A block of data:
☆ ☆ ☆

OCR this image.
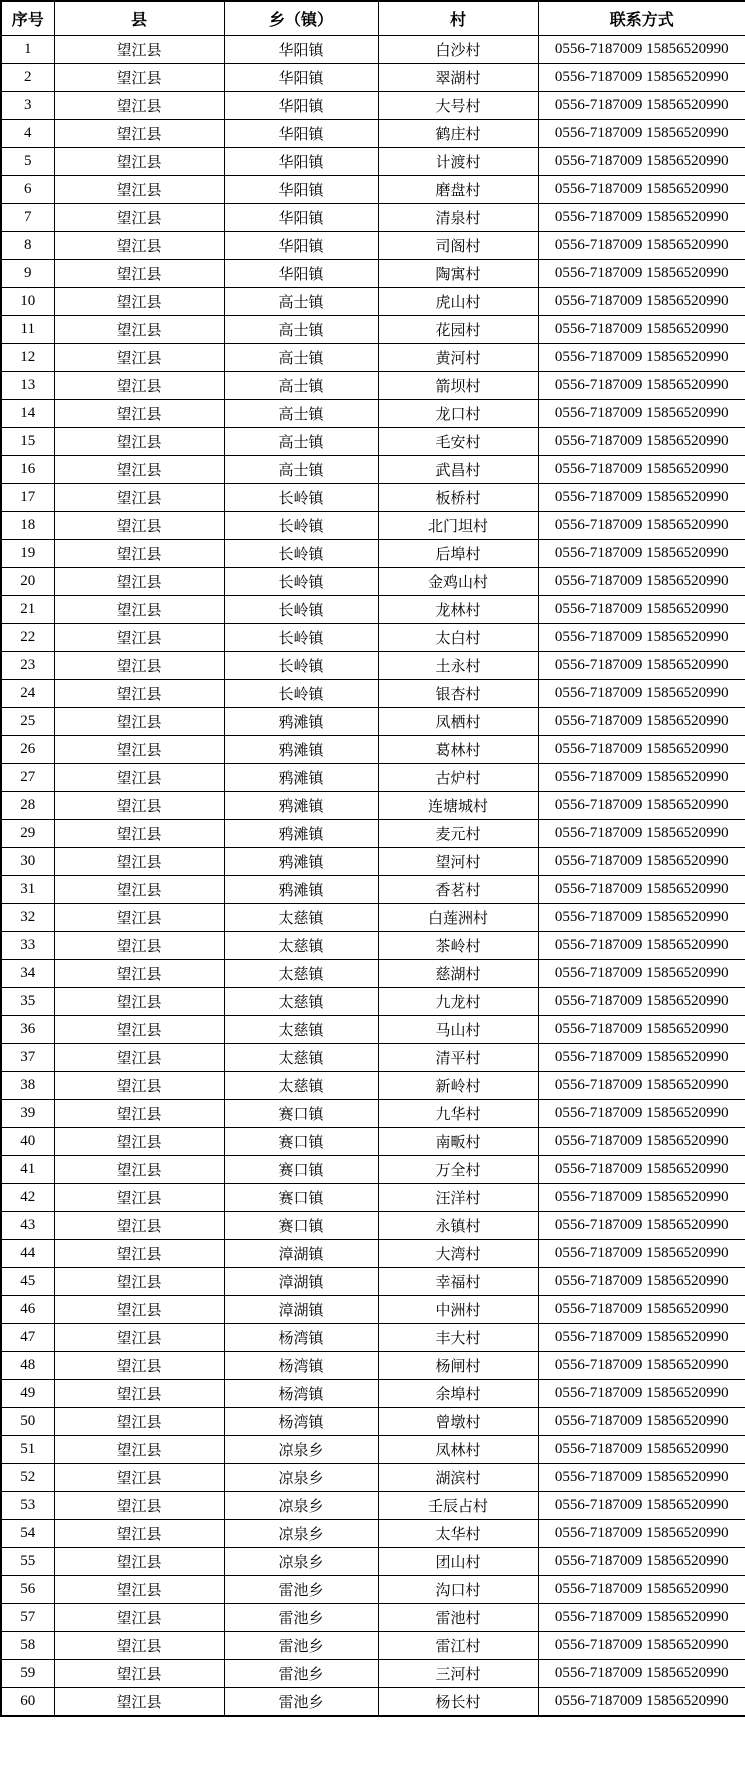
序号	县	乡（镇）	村	联系方式
1	望江县	华阳镇	白沙村	0556-7187009 15856520990
2	望江县	华阳镇	翠湖村	0556-7187009 15856520990
3	望江县	华阳镇	大号村	0556-7187009 15856520990
4	望江县	华阳镇	鹤庄村	0556-7187009 15856520990
5	望江县	华阳镇	计渡村	0556-7187009 15856520990
6	望江县	华阳镇	磨盘村	0556-7187009 15856520990
7	望江县	华阳镇	清泉村	0556-7187009 15856520990
8	望江县	华阳镇	司阁村	0556-7187009 15856520990
9	望江县	华阳镇	陶寓村	0556-7187009 15856520990
10	望江县	高士镇	虎山村	0556-7187009 15856520990
11	望江县	高士镇	花园村	0556-7187009 15856520990
12	望江县	高士镇	黄河村	0556-7187009 15856520990
13	望江县	高士镇	箭坝村	0556-7187009 15856520990
14	望江县	高士镇	龙口村	0556-7187009 15856520990
15	望江县	高士镇	毛安村	0556-7187009 15856520990
16	望江县	高士镇	武昌村	0556-7187009 15856520990
17	望江县	长岭镇	板桥村	0556-7187009 15856520990
18	望江县	长岭镇	北门坦村	0556-7187009 15856520990
19	望江县	长岭镇	后埠村	0556-7187009 15856520990
20	望江县	长岭镇	金鸡山村	0556-7187009 15856520990
21	望江县	长岭镇	龙林村	0556-7187009 15856520990
22	望江县	长岭镇	太白村	0556-7187009 15856520990
23	望江县	长岭镇	土永村	0556-7187009 15856520990
24	望江县	长岭镇	银杏村	0556-7187009 15856520990
25	望江县	鸦滩镇	凤栖村	0556-7187009 15856520990
26	望江县	鸦滩镇	葛林村	0556-7187009 15856520990
27	望江县	鸦滩镇	古炉村	0556-7187009 15856520990
28	望江县	鸦滩镇	连塘城村	0556-7187009 15856520990
29	望江县	鸦滩镇	麦元村	0556-7187009 15856520990
30	望江县	鸦滩镇	望河村	0556-7187009 15856520990
31	望江县	鸦滩镇	香茗村	0556-7187009 15856520990
32	望江县	太慈镇	白莲洲村	0556-7187009 15856520990
33	望江县	太慈镇	茶岭村	0556-7187009 15856520990
34	望江县	太慈镇	慈湖村	0556-7187009 15856520990
35	望江县	太慈镇	九龙村	0556-7187009 15856520990
36	望江县	太慈镇	马山村	0556-7187009 15856520990
37	望江县	太慈镇	清平村	0556-7187009 15856520990
38	望江县	太慈镇	新岭村	0556-7187009 15856520990
39	望江县	赛口镇	九华村	0556-7187009 15856520990
40	望江县	赛口镇	南畈村	0556-7187009 15856520990
41	望江县	赛口镇	万全村	0556-7187009 15856520990
42	望江县	赛口镇	汪洋村	0556-7187009 15856520990
43	望江县	赛口镇	永镇村	0556-7187009 15856520990
44	望江县	漳湖镇	大湾村	0556-7187009 15856520990
45	望江县	漳湖镇	幸福村	0556-7187009 15856520990
46	望江县	漳湖镇	中洲村	0556-7187009 15856520990
47	望江县	杨湾镇	丰大村	0556-7187009 15856520990
48	望江县	杨湾镇	杨闸村	0556-7187009 15856520990
49	望江县	杨湾镇	余埠村	0556-7187009 15856520990
50	望江县	杨湾镇	曾墩村	0556-7187009 15856520990
51	望江县	凉泉乡	凤林村	0556-7187009 15856520990
52	望江县	凉泉乡	湖滨村	0556-7187009 15856520990
53	望江县	凉泉乡	壬辰占村	0556-7187009 15856520990
54	望江县	凉泉乡	太华村	0556-7187009 15856520990
55	望江县	凉泉乡	团山村	0556-7187009 15856520990
56	望江县	雷池乡	沟口村	0556-7187009 15856520990
57	望江县	雷池乡	雷池村	0556-7187009 15856520990
58	望江县	雷池乡	雷江村	0556-7187009 15856520990
59	望江县	雷池乡	三河村	0556-7187009 15856520990
60	望江县	雷池乡	杨长村	0556-7187009 15856520990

☆ ☆ ☆

Retype all the records shown above, character for character. Omit every picture.

Result of this task:
OCR this image.
序号	县	乡（镇）	村	联系方式
1	望江县	华阳镇	白沙村	0556-7187009 15856520990
2	望江县	华阳镇	翠湖村	0556-7187009 15856520990
3	望江县	华阳镇	大号村	0556-7187009 15856520990
4	望江县	华阳镇	鹤庄村	0556-7187009 15856520990
5	望江县	华阳镇	计渡村	0556-7187009 15856520990
6	望江县	华阳镇	磨盘村	0556-7187009 15856520990
7	望江县	华阳镇	清泉村	0556-7187009 15856520990
8	望江县	华阳镇	司阁村	0556-7187009 15856520990
9	望江县	华阳镇	陶寓村	0556-7187009 15856520990
10	望江县	高士镇	虎山村	0556-7187009 15856520990
11	望江县	高士镇	花园村	0556-7187009 15856520990
12	望江县	高士镇	黄河村	0556-7187009 15856520990
13	望江县	高士镇	箭坝村	0556-7187009 15856520990
14	望江县	高士镇	龙口村	0556-7187009 15856520990
15	望江县	高士镇	毛安村	0556-7187009 15856520990
16	望江县	高士镇	武昌村	0556-7187009 15856520990
17	望江县	长岭镇	板桥村	0556-7187009 15856520990
18	望江县	长岭镇	北门坦村	0556-7187009 15856520990
19	望江县	长岭镇	后埠村	0556-7187009 15856520990
20	望江县	长岭镇	金鸡山村	0556-7187009 15856520990
21	望江县	长岭镇	龙林村	0556-7187009 15856520990
22	望江县	长岭镇	太白村	0556-7187009 15856520990
23	望江县	长岭镇	土永村	0556-7187009 15856520990
24	望江县	长岭镇	银杏村	0556-7187009 15856520990
25	望江县	鸦滩镇	凤栖村	0556-7187009 15856520990
26	望江县	鸦滩镇	葛林村	0556-7187009 15856520990
27	望江县	鸦滩镇	古炉村	0556-7187009 15856520990
28	望江县	鸦滩镇	连塘城村	0556-7187009 15856520990
29	望江县	鸦滩镇	麦元村	0556-7187009 15856520990
30	望江县	鸦滩镇	望河村	0556-7187009 15856520990
31	望江县	鸦滩镇	香茗村	0556-7187009 15856520990
32	望江县	太慈镇	白莲洲村	0556-7187009 15856520990
33	望江县	太慈镇	茶岭村	0556-7187009 15856520990
34	望江县	太慈镇	慈湖村	0556-7187009 15856520990
35	望江县	太慈镇	九龙村	0556-7187009 15856520990
36	望江县	太慈镇	马山村	0556-7187009 15856520990
37	望江县	太慈镇	清平村	0556-7187009 15856520990
38	望江县	太慈镇	新岭村	0556-7187009 15856520990
39	望江县	赛口镇	九华村	0556-7187009 15856520990
40	望江县	赛口镇	南畈村	0556-7187009 15856520990
41	望江县	赛口镇	万全村	0556-7187009 15856520990
42	望江县	赛口镇	汪洋村	0556-7187009 15856520990
43	望江县	赛口镇	永镇村	0556-7187009 15856520990
44	望江县	漳湖镇	大湾村	0556-7187009 15856520990
45	望江县	漳湖镇	幸福村	0556-7187009 15856520990
46	望江县	漳湖镇	中洲村	0556-7187009 15856520990
47	望江县	杨湾镇	丰大村	0556-7187009 15856520990
48	望江县	杨湾镇	杨闸村	0556-7187009 15856520990
49	望江县	杨湾镇	余埠村	0556-7187009 15856520990
50	望江县	杨湾镇	曾墩村	0556-7187009 15856520990
51	望江县	凉泉乡	凤林村	0556-7187009 15856520990
52	望江县	凉泉乡	湖滨村	0556-7187009 15856520990
53	望江县	凉泉乡	壬辰占村	0556-7187009 15856520990
54	望江县	凉泉乡	太华村	0556-7187009 15856520990
55	望江县	凉泉乡	团山村	0556-7187009 15856520990
56	望江县	雷池乡	沟口村	0556-7187009 15856520990
57	望江县	雷池乡	雷池村	0556-7187009 15856520990
58	望江县	雷池乡	雷江村	0556-7187009 15856520990
59	望江县	雷池乡	三河村	0556-7187009 15856520990
60	望江县	雷池乡	杨长村	0556-7187009 15856520990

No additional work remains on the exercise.